-- Work to complete --
Identify the lines holding "вернуть" and copy them.

○ ○ ○

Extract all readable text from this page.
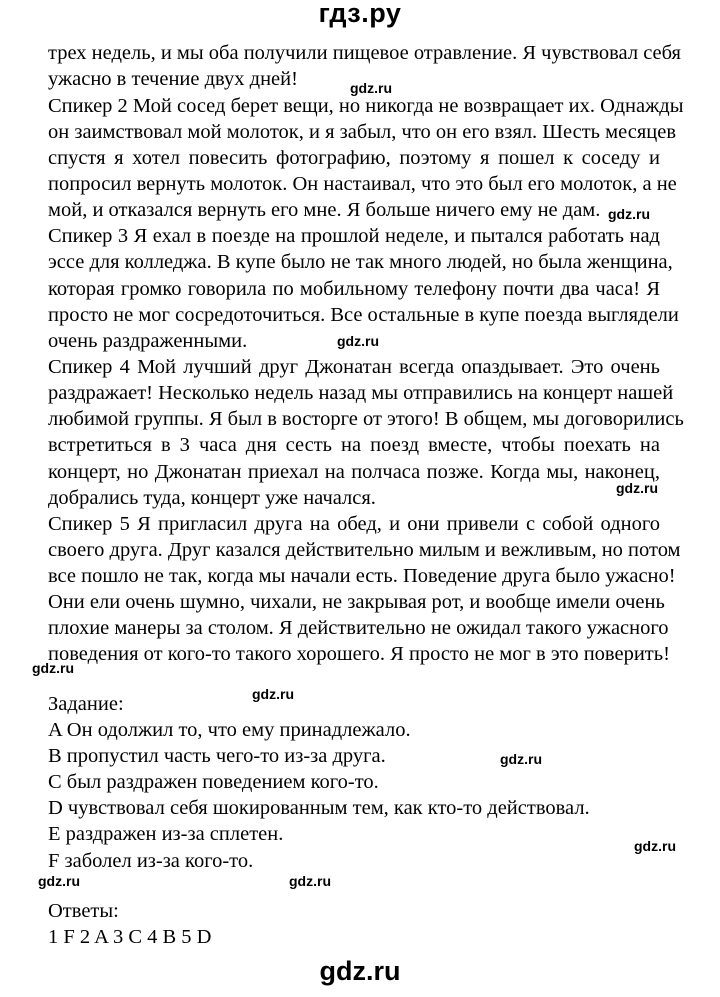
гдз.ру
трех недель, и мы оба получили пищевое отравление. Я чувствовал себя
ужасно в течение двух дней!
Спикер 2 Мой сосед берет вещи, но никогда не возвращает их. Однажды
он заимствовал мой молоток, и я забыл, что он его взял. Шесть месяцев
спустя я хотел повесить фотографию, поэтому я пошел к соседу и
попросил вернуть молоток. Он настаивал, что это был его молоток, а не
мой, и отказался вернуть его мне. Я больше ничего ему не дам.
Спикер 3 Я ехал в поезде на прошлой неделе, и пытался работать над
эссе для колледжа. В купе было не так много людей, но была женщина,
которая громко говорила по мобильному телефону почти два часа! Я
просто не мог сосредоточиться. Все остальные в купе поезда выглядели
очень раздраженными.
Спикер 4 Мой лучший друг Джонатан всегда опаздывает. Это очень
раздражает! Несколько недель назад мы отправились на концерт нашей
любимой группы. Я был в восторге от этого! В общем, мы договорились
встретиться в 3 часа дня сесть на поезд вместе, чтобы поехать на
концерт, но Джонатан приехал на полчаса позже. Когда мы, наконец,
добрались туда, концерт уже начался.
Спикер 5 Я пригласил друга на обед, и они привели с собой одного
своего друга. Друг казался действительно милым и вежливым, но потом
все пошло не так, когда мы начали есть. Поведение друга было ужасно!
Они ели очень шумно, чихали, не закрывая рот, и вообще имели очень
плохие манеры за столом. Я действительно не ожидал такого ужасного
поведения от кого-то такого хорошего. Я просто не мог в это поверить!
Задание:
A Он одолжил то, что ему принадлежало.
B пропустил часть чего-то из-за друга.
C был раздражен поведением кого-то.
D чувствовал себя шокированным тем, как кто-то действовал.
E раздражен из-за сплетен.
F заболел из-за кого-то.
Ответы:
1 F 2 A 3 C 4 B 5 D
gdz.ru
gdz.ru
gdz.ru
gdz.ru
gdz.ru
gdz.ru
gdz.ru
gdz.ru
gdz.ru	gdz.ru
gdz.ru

○ ○ ○

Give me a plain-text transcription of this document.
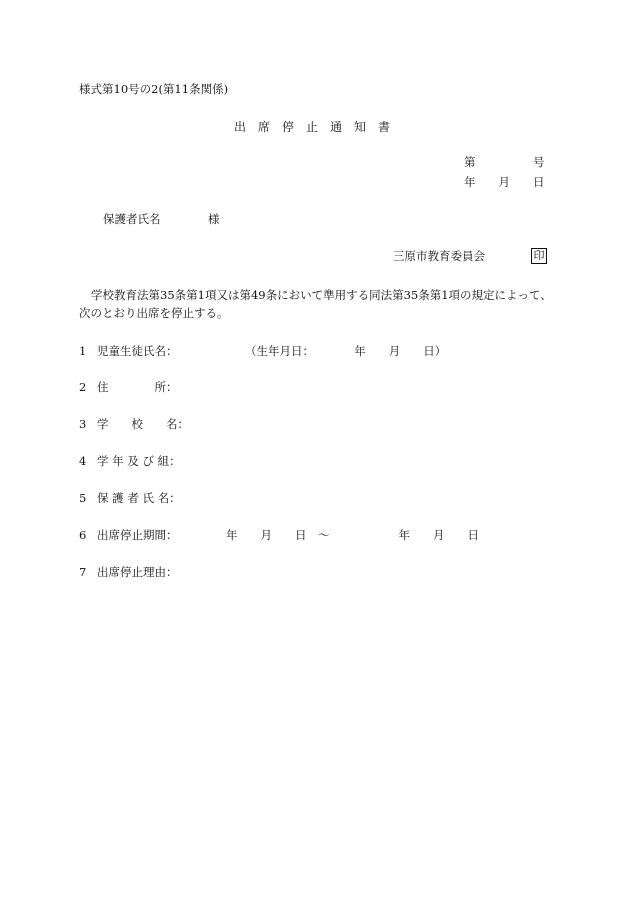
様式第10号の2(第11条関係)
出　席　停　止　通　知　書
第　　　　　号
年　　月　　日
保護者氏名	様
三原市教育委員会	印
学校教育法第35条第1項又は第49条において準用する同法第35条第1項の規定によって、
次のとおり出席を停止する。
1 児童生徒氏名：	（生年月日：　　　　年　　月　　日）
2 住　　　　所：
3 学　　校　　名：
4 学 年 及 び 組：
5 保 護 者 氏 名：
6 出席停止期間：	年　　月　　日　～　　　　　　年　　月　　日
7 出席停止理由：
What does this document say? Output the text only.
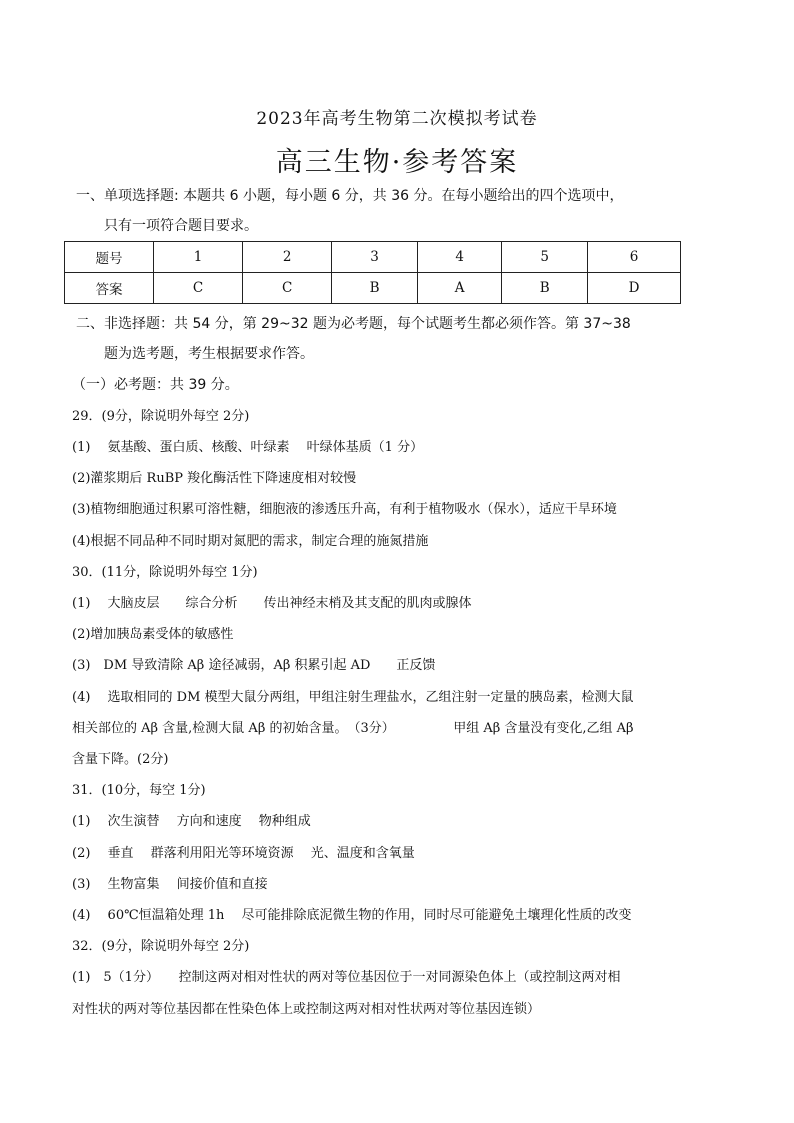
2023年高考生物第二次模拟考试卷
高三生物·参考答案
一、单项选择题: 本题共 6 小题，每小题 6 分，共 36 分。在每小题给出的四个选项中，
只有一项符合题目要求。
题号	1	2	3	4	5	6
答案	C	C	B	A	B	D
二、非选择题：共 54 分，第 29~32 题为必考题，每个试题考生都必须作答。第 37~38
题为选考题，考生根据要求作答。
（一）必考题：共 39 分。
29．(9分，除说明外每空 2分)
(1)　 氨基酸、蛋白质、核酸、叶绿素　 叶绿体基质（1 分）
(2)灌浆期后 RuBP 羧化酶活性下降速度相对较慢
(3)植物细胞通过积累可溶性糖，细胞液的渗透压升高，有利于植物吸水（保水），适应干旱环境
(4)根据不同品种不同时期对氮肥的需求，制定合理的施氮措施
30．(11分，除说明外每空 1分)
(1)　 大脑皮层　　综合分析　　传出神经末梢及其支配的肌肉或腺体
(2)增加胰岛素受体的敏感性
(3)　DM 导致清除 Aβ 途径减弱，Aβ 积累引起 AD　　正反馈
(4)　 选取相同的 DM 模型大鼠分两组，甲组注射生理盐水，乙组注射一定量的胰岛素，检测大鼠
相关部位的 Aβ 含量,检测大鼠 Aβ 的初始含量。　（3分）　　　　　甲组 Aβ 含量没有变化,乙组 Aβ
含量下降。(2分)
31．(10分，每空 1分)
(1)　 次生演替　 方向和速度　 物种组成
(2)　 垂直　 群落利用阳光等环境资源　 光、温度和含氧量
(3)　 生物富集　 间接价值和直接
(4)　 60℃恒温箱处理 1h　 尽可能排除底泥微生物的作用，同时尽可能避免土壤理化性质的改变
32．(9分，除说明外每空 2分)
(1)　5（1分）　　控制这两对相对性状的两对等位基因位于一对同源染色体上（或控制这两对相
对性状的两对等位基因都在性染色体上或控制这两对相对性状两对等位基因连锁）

○ ○ ○

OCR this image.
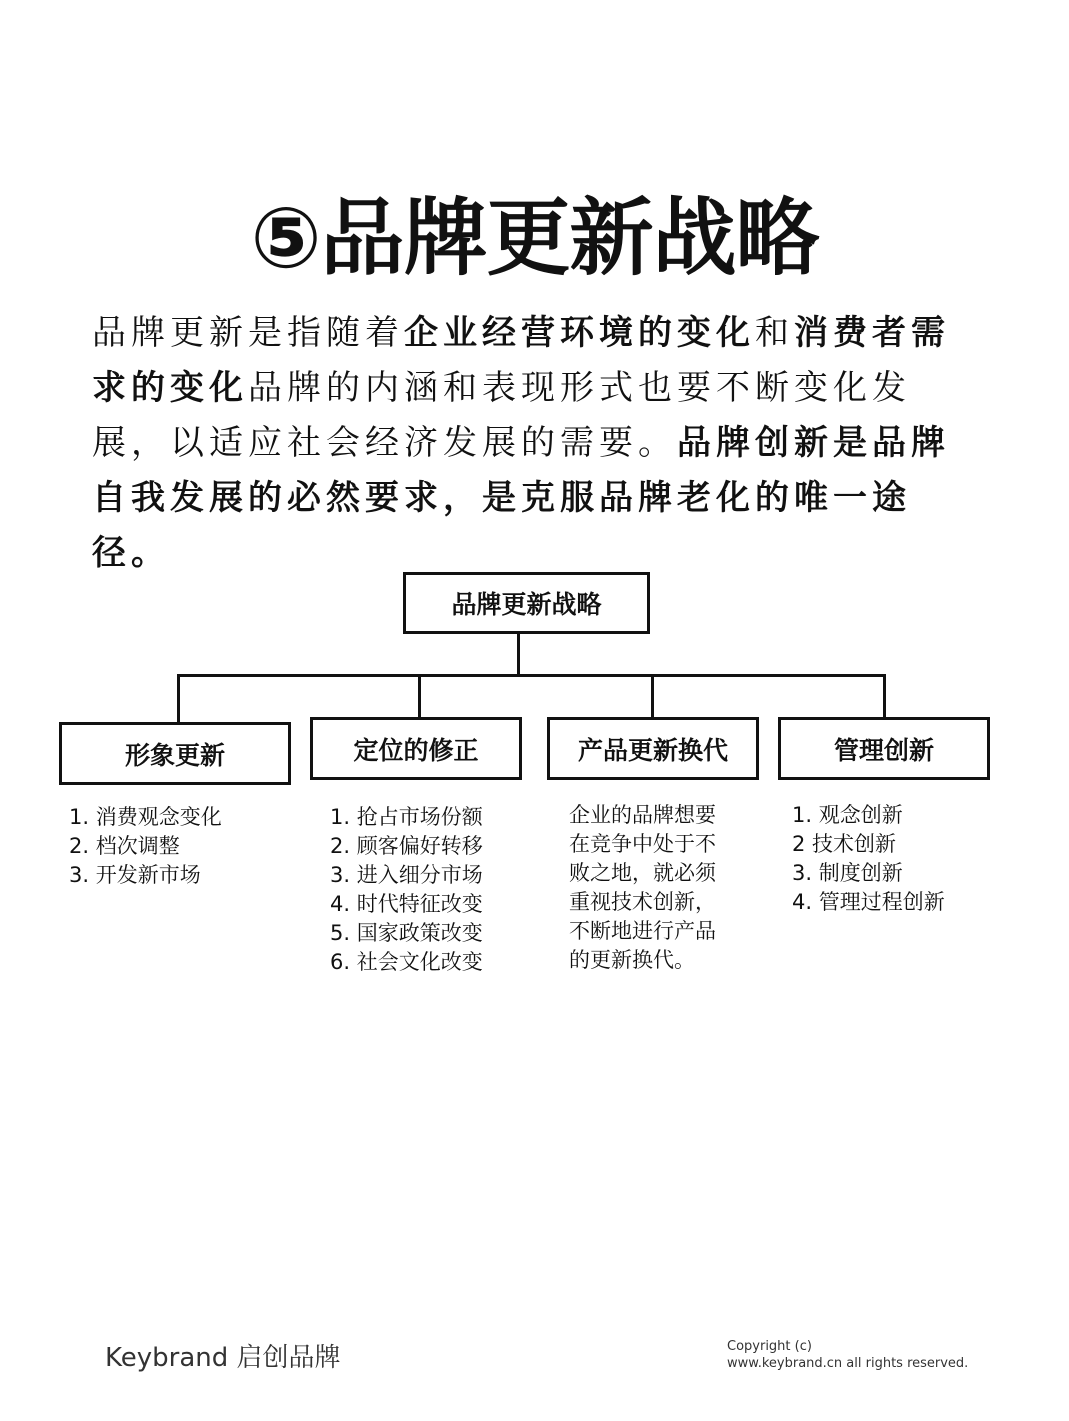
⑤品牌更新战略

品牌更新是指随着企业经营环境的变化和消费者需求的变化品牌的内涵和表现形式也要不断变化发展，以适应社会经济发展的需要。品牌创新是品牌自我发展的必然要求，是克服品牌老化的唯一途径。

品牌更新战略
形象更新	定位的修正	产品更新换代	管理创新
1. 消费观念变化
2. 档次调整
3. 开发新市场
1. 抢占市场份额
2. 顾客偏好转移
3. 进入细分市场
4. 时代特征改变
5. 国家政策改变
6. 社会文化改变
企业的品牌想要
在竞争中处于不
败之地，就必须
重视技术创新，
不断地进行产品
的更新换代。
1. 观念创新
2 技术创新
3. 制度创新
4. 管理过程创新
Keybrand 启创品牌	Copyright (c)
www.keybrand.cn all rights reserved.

○ ○ ○

-- Result below --
попросил вернуть молоток. Он настаивал, что это был его молоток, а не
мой, и отказался вернуть его мне. Я больше ничего ему не дам.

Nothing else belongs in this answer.